◆ Written problem: Leave out the pictures and return every entry exactly as it appears.

◆ Given data:

□ □ □ □

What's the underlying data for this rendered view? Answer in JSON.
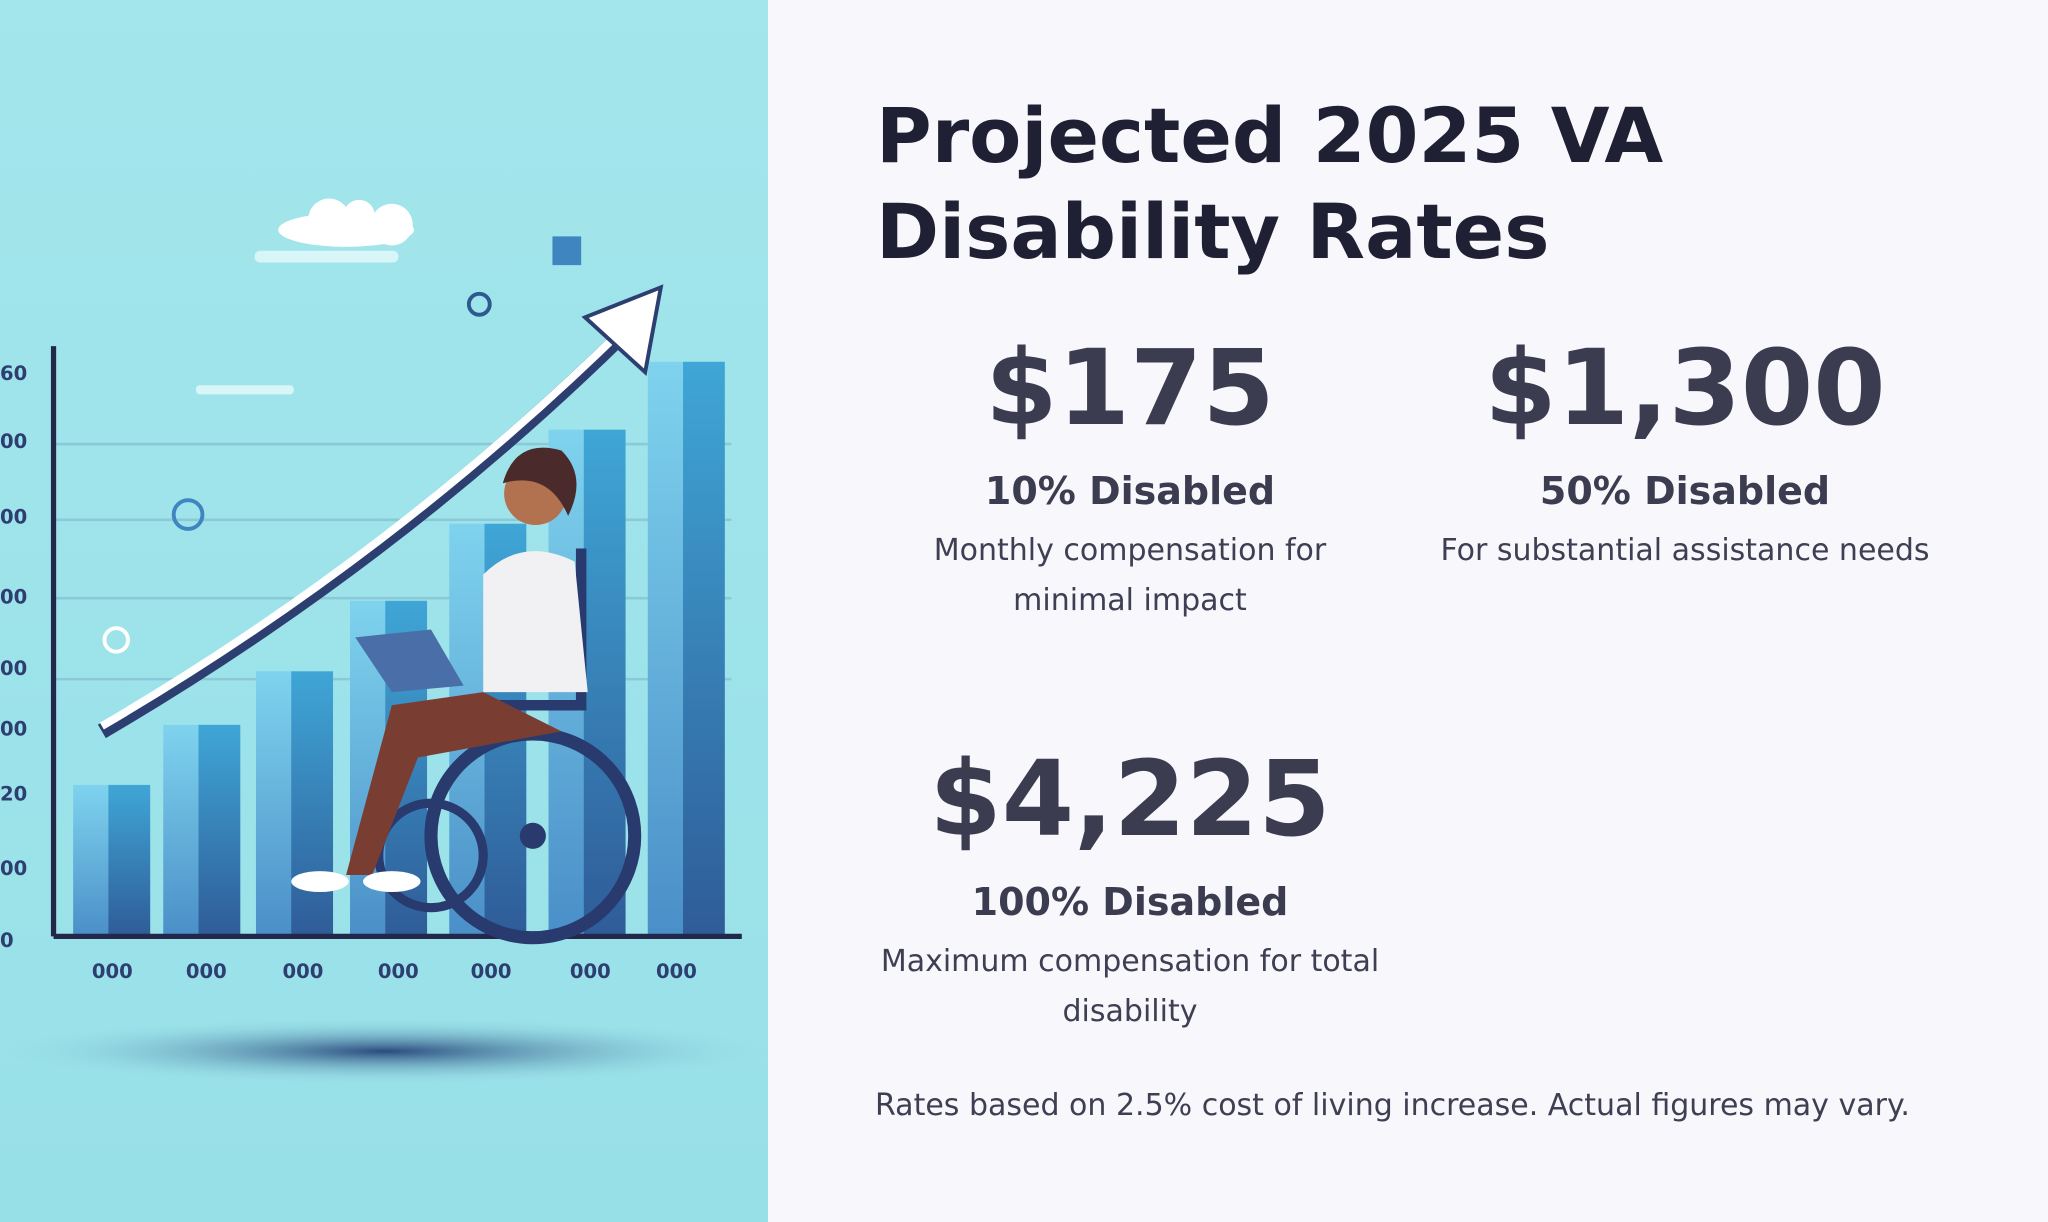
{
  "title": "Projected 2025 VA Disability Rates",
  "stats": [
    {
      "amount": "$175",
      "label": "10% Disabled",
      "description": "Monthly compensation for minimal impact"
    },
    {
      "amount": "$1,300",
      "label": "50% Disabled",
      "description": "For substantial assistance needs"
    },
    {
      "amount": "$4,225",
      "label": "100% Disabled",
      "description": "Maximum compensation for total disability"
    }
  ],
  "footnote": "Rates based on 2.5% cost of living increase. Actual figures may vary.",
  "illustration": {
    "y_labels": [
      "60",
      "00",
      "00",
      "00",
      "00",
      "00",
      "20",
      "00",
      "0"
    ],
    "x_labels": [
      "000",
      "000",
      "000",
      "000",
      "000",
      "000",
      "000"
    ]
  }
}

□ □ □ □

◆ Exercise answer:
What's the underlying data for this rendered view? Answer in JSON.
{
  "title": "Projected 2025 VA Disability Rates",
  "stats": [
    {
      "amount": "$175",
      "label": "10% Disabled",
      "description": "Monthly compensation for minimal impact"
    },
    {
      "amount": "$1,300",
      "label": "50% Disabled",
      "description": "For substantial assistance needs"
    },
    {
      "amount": "$4,225",
      "label": "100% Disabled",
      "description": "Maximum compensation for total disability"
    }
  ],
  "footnote": "Rates based on 2.5% cost of living increase. Actual figures may vary.",
  "illustration": {
    "y_labels": [
      "60",
      "00",
      "00",
      "00",
      "00",
      "00",
      "20",
      "00",
      "0"
    ],
    "x_labels": [
      "000",
      "000",
      "000",
      "000",
      "000",
      "000",
      "000"
    ]
  }
}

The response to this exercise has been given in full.